> _AIM OF THE EXERCISE_:
Identify the lines that contain the string "года", then copy each of them.

> _Excerpt from a dataset_:
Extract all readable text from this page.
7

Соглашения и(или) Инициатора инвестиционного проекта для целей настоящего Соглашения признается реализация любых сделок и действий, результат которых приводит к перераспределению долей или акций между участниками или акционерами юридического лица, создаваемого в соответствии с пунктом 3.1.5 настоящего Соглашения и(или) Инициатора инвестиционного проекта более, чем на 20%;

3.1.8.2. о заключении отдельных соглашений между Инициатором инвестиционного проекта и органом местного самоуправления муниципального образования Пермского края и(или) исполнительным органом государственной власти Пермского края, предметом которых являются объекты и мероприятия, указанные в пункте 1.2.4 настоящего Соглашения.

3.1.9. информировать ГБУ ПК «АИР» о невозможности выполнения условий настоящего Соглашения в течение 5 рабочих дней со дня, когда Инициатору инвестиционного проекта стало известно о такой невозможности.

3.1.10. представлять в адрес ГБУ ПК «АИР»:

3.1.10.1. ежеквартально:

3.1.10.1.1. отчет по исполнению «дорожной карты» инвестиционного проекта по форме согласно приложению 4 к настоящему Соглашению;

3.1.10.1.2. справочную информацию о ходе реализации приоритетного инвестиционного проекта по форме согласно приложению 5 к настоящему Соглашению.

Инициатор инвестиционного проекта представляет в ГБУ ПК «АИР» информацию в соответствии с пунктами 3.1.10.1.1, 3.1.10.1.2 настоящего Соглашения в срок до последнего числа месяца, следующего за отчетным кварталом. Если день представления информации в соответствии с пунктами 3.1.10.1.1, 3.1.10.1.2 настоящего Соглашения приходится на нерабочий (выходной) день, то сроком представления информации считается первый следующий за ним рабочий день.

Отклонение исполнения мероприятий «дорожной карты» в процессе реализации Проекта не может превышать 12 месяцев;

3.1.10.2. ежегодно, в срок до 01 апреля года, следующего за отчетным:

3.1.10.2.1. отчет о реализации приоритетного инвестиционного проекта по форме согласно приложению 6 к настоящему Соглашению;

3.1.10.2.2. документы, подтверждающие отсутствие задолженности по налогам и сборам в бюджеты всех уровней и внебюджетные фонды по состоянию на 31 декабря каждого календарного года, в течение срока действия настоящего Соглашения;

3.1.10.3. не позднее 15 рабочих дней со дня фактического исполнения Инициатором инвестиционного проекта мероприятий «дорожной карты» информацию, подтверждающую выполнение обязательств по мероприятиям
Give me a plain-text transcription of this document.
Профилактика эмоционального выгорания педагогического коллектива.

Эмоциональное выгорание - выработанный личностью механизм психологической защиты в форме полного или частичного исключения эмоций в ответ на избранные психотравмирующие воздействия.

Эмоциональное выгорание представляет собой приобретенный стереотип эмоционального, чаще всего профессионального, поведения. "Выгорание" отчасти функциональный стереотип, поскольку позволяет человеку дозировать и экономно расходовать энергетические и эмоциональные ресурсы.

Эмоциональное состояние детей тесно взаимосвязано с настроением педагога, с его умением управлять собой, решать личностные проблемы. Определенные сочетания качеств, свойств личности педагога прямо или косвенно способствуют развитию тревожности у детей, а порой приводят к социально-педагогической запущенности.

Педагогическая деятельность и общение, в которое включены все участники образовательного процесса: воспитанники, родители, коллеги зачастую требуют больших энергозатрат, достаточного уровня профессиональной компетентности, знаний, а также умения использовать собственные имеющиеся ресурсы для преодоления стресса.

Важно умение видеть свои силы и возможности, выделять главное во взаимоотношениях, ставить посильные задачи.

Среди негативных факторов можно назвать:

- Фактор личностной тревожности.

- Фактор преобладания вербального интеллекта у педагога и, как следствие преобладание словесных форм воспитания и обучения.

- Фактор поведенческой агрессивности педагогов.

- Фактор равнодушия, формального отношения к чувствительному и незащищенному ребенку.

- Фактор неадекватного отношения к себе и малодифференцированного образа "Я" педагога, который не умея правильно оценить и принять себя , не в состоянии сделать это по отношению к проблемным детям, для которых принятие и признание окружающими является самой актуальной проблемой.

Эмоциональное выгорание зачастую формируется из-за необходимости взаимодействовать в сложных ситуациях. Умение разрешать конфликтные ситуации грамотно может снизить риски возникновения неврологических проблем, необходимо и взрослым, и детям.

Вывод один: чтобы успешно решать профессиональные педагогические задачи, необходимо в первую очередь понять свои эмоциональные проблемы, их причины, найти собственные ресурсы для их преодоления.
==
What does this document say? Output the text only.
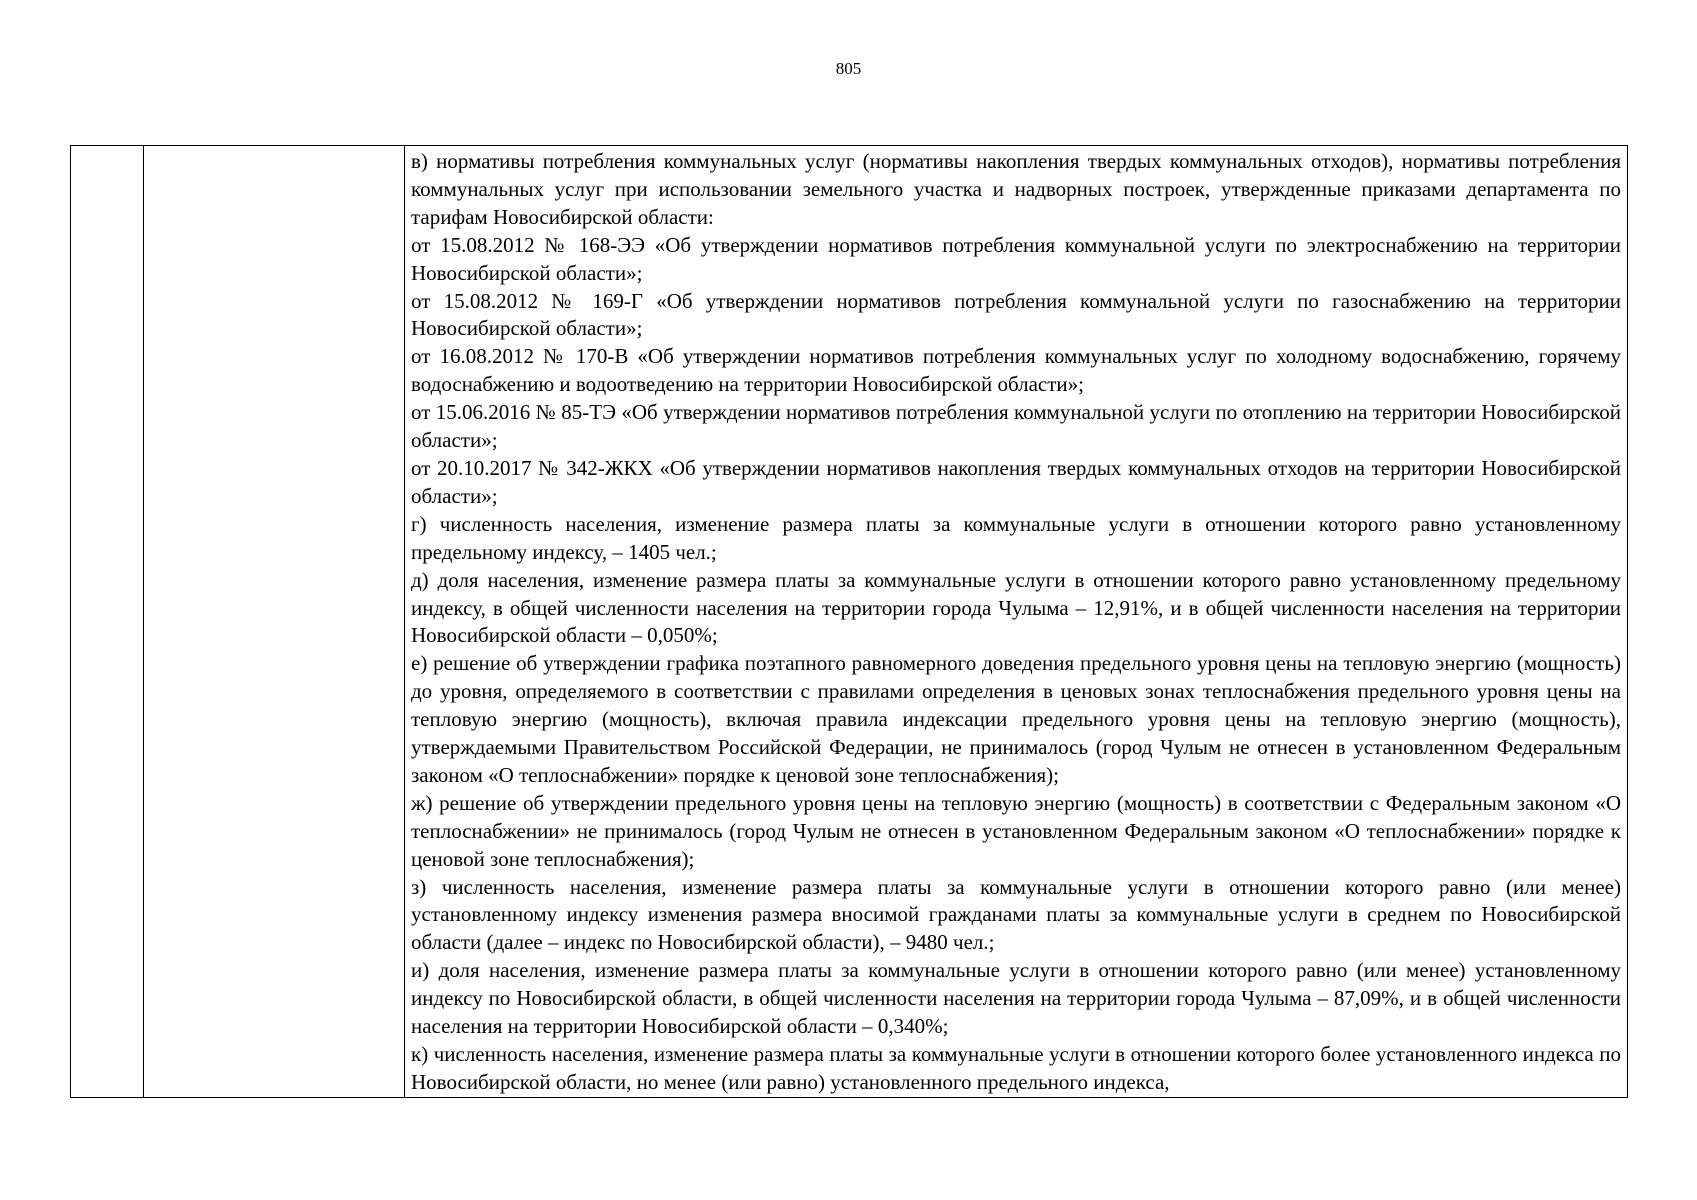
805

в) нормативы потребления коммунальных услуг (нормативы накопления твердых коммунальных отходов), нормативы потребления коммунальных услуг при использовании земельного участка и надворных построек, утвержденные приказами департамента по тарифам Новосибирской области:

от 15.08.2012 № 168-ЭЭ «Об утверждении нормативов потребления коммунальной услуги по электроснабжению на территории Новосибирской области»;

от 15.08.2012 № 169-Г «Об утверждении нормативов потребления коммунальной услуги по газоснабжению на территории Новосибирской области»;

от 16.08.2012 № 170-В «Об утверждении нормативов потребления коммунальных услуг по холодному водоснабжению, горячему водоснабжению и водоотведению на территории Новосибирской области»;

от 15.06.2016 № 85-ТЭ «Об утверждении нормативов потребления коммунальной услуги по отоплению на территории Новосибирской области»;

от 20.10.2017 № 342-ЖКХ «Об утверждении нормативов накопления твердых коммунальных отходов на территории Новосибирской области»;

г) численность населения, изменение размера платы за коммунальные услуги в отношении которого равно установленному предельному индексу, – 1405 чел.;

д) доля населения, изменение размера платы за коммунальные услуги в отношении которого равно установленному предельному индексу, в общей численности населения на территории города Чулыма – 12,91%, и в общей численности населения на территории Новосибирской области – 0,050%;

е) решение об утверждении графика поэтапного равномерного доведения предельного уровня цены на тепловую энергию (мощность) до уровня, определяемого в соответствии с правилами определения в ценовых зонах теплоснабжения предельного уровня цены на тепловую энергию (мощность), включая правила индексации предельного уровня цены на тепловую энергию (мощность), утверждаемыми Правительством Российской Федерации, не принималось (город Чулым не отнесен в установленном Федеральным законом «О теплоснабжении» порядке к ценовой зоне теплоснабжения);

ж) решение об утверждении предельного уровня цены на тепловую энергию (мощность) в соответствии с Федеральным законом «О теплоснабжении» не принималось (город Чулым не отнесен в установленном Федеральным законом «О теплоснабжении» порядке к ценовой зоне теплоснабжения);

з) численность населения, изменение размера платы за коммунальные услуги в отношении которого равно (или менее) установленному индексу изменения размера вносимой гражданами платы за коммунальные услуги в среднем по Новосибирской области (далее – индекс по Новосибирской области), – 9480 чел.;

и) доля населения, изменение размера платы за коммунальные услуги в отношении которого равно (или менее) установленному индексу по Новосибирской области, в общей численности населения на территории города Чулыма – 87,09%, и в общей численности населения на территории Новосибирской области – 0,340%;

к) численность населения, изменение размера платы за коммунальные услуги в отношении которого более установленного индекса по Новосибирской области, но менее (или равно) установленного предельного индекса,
--
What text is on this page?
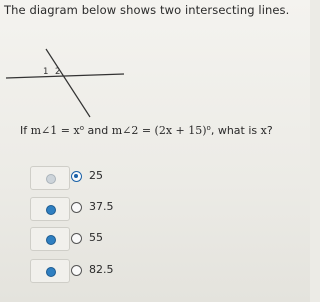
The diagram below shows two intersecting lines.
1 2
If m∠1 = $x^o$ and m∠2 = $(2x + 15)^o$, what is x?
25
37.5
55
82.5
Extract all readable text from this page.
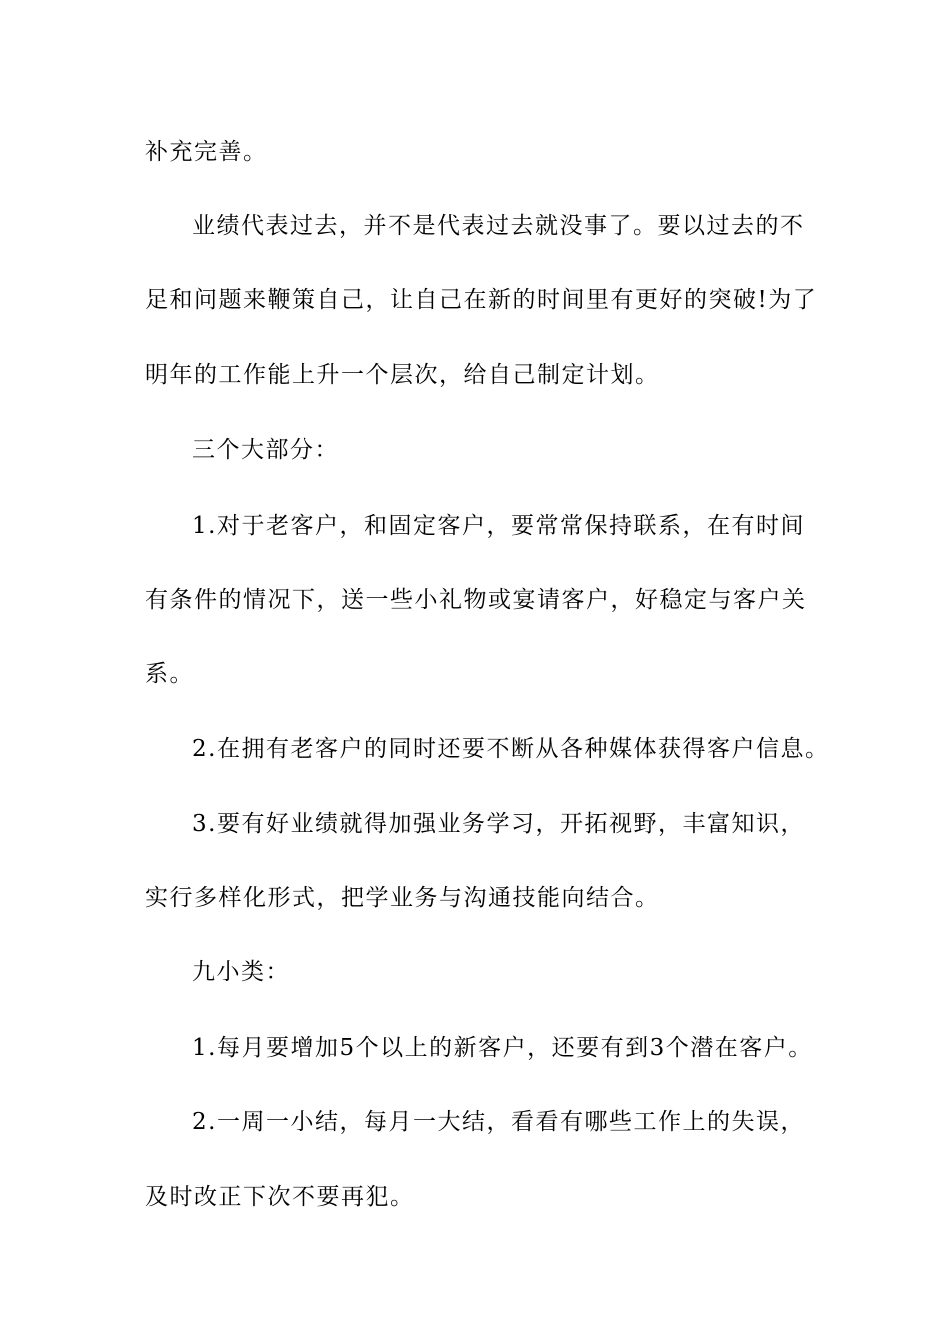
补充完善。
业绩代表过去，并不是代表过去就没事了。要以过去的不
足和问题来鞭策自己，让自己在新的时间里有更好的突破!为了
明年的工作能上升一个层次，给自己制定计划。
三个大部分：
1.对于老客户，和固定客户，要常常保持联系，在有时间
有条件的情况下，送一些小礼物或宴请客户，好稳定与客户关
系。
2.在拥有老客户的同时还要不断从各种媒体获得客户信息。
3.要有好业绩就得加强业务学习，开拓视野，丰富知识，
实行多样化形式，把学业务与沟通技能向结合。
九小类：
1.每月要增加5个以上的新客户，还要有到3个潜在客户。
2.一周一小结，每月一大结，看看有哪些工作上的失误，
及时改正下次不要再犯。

> _WRITTEN ANSWER_:
3.1.10.2. ежегодно, в срок до 01 апреля года, следующего за отчетным:
3.1.10.2.2. документы, подтверждающие отсутствие задолженности по налогам и сборам в бюджеты всех уровней и внебюджетные фонды по состоянию на 31 декабря каждого календарного года, в течение срока действия настоящего Соглашения;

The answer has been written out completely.